> _WHAT IS BEING ASKED_: Select the lines that hold the word "population" and copy each one.

> _AVAILABLE DATA_:
====

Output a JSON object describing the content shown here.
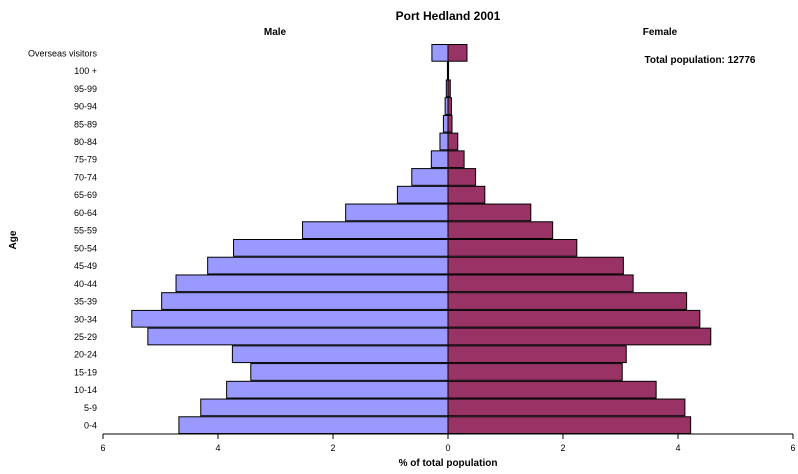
{
  "chart_data": {
    "type": "bar",
    "title": "Port Hedland 2001",
    "left_label": "Male",
    "right_label": "Female",
    "ylabel": "Age",
    "xlabel": "% of total population",
    "annotation": "Total population: 12776",
    "xlim": [
      -6,
      6
    ],
    "x_ticks": [
      -6,
      -4,
      -2,
      0,
      2,
      4,
      6
    ],
    "x_tick_labels": [
      "6",
      "4",
      "2",
      "0",
      "2",
      "4",
      "6"
    ],
    "categories": [
      "Overseas visitors",
      "100 +",
      "95-99",
      "90-94",
      "85-89",
      "80-84",
      "75-79",
      "70-74",
      "65-69",
      "60-64",
      "55-59",
      "50-54",
      "45-49",
      "40-44",
      "35-39",
      "30-34",
      "25-29",
      "20-24",
      "15-19",
      "10-14",
      "5-9",
      "0-4"
    ],
    "series": [
      {
        "name": "Male",
        "color": "#9999ff",
        "values": [
          0.28,
          0.01,
          0.03,
          0.05,
          0.08,
          0.14,
          0.29,
          0.63,
          0.88,
          1.78,
          2.53,
          3.73,
          4.18,
          4.73,
          4.98,
          5.5,
          5.22,
          3.75,
          3.43,
          3.85,
          4.3,
          4.68
        ]
      },
      {
        "name": "Female",
        "color": "#993366",
        "values": [
          0.33,
          0.01,
          0.04,
          0.06,
          0.07,
          0.17,
          0.28,
          0.48,
          0.64,
          1.44,
          1.82,
          2.24,
          3.05,
          3.22,
          4.15,
          4.38,
          4.57,
          3.1,
          3.03,
          3.62,
          4.12,
          4.22
        ]
      }
    ]
  }
}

====

> _REPLY TO THE EXERCISE_:
    "xlabel": "% of total population",
    "annotation": "Total population: 12776",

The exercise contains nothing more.